──────── INPUT ROWS ────────
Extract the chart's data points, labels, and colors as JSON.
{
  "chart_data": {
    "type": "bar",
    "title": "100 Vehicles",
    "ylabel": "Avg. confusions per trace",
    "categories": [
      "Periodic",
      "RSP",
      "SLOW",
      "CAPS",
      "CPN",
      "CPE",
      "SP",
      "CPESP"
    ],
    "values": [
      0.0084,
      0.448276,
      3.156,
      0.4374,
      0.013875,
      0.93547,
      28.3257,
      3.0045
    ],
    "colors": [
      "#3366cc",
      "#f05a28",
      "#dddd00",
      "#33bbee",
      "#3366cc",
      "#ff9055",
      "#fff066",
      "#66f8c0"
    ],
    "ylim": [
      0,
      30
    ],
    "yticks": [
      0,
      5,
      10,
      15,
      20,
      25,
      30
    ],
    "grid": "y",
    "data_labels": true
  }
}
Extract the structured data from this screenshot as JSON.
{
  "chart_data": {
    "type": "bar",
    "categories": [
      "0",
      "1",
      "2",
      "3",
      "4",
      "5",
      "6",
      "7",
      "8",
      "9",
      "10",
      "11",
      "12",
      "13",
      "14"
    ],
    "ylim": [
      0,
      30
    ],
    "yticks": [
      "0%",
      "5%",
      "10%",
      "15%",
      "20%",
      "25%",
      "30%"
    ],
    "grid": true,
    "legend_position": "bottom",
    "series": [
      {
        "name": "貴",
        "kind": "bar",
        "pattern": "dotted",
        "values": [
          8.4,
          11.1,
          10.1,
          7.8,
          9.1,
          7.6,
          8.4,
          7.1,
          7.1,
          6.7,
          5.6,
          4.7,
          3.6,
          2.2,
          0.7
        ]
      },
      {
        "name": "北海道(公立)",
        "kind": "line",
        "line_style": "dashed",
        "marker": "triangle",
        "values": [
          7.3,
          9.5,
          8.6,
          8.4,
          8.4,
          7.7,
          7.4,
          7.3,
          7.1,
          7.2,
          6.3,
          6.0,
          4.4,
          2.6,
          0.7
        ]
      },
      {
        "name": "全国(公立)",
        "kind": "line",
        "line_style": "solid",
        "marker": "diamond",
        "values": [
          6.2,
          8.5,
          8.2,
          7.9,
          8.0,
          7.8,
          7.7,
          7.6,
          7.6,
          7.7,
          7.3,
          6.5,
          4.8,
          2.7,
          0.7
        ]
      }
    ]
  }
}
────────
*GIVEN TASK*.
Would you reproduce the material above in full, exactly as given?

*TASK OUTPUT*.
Extract the chart's data points, labels, and colors as JSON.
{
  "chart_data": {
    "type": "bar",
    "title": "100 Vehicles",
    "ylabel": "Avg. confusions per trace",
    "categories": [
      "Periodic",
      "RSP",
      "SLOW",
      "CAPS",
      "CPN",
      "CPE",
      "SP",
      "CPESP"
    ],
    "values": [
      0.0084,
      0.448276,
      3.156,
      0.4374,
      0.013875,
      0.93547,
      28.3257,
      3.0045
    ],
    "colors": [
      "#3366cc",
      "#f05a28",
      "#dddd00",
      "#33bbee",
      "#3366cc",
      "#ff9055",
      "#fff066",
      "#66f8c0"
    ],
    "ylim": [
      0,
      30
    ],
    "yticks": [
      0,
      5,
      10,
      15,
      20,
      25,
      30
    ],
    "grid": "y",
    "data_labels": true
  }
}
Extract the structured data from this screenshot as JSON.
{
  "chart_data": {
    "type": "bar",
    "categories": [
      "0",
      "1",
      "2",
      "3",
      "4",
      "5",
      "6",
      "7",
      "8",
      "9",
      "10",
      "11",
      "12",
      "13",
      "14"
    ],
    "ylim": [
      0,
      30
    ],
    "yticks": [
      "0%",
      "5%",
      "10%",
      "15%",
      "20%",
      "25%",
      "30%"
    ],
    "grid": true,
    "legend_position": "bottom",
    "series": [
      {
        "name": "貴",
        "kind": "bar",
        "pattern": "dotted",
        "values": [
          8.4,
          11.1,
          10.1,
          7.8,
          9.1,
          7.6,
          8.4,
          7.1,
          7.1,
          6.7,
          5.6,
          4.7,
          3.6,
          2.2,
          0.7
        ]
      },
      {
        "name": "北海道(公立)",
        "kind": "line",
        "line_style": "dashed",
        "marker": "triangle",
        "values": [
          7.3,
          9.5,
          8.6,
          8.4,
          8.4,
          7.7,
          7.4,
          7.3,
          7.1,
          7.2,
          6.3,
          6.0,
          4.4,
          2.6,
          0.7
        ]
      },
      {
        "name": "全国(公立)",
        "kind": "line",
        "line_style": "solid",
        "marker": "diamond",
        "values": [
          6.2,
          8.5,
          8.2,
          7.9,
          8.0,
          7.8,
          7.7,
          7.6,
          7.6,
          7.7,
          7.3,
          6.5,
          4.8,
          2.7,
          0.7
        ]
      }
    ]
  }
}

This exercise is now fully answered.